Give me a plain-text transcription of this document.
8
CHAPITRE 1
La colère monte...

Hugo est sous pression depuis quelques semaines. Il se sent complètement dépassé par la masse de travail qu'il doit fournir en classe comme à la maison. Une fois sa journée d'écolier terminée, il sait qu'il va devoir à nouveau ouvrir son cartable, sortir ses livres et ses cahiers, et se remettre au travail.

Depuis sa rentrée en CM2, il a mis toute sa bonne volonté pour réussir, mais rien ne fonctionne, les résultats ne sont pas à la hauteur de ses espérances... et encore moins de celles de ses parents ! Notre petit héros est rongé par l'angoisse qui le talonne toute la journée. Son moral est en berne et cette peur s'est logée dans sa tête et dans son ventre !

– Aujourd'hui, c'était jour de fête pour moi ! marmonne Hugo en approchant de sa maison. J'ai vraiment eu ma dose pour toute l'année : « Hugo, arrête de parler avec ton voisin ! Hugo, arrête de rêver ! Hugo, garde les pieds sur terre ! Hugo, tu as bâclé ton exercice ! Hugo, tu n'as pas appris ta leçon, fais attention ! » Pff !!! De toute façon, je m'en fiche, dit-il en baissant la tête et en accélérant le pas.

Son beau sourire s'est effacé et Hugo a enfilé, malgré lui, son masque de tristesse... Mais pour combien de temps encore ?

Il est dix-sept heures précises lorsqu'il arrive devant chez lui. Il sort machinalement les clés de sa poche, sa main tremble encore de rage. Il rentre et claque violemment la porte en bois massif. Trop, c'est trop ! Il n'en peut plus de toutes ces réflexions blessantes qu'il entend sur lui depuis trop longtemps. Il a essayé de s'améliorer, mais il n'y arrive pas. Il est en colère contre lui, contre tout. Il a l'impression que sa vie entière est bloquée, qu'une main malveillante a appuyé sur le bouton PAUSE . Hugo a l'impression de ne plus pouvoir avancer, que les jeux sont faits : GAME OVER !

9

• _AIM OF THE TASK_: Copy out the whole listing exactly.

• _EXERCISE SOLUTION_:
Give me a plain-text transcription of this document.
8
CHAPITRE 1
La colère monte...

Hugo est sous pression depuis quelques semaines. Il se sent complètement dépassé par la masse de travail qu'il doit fournir en classe comme à la maison. Une fois sa journée d'écolier terminée, il sait qu'il va devoir à nouveau ouvrir son cartable, sortir ses livres et ses cahiers, et se remettre au travail.

Depuis sa rentrée en CM2, il a mis toute sa bonne volonté pour réussir, mais rien ne fonctionne, les résultats ne sont pas à la hauteur de ses espérances... et encore moins de celles de ses parents ! Notre petit héros est rongé par l'angoisse qui le talonne toute la journée. Son moral est en berne et cette peur s'est logée dans sa tête et dans son ventre !

– Aujourd'hui, c'était jour de fête pour moi ! marmonne Hugo en approchant de sa maison. J'ai vraiment eu ma dose pour toute l'année : « Hugo, arrête de parler avec ton voisin ! Hugo, arrête de rêver ! Hugo, garde les pieds sur terre ! Hugo, tu as bâclé ton exercice ! Hugo, tu n'as pas appris ta leçon, fais attention ! » Pff !!! De toute façon, je m'en fiche, dit-il en baissant la tête et en accélérant le pas.

Son beau sourire s'est effacé et Hugo a enfilé, malgré lui, son masque de tristesse... Mais pour combien de temps encore ?

Il est dix-sept heures précises lorsqu'il arrive devant chez lui. Il sort machinalement les clés de sa poche, sa main tremble encore de rage. Il rentre et claque violemment la porte en bois massif. Trop, c'est trop ! Il n'en peut plus de toutes ces réflexions blessantes qu'il entend sur lui depuis trop longtemps. Il a essayé de s'améliorer, mais il n'y arrive pas. Il est en colère contre lui, contre tout. Il a l'impression que sa vie entière est bloquée, qu'une main malveillante a appuyé sur le bouton PAUSE . Hugo a l'impression de ne plus pouvoir avancer, que les jeux sont faits : GAME OVER !

9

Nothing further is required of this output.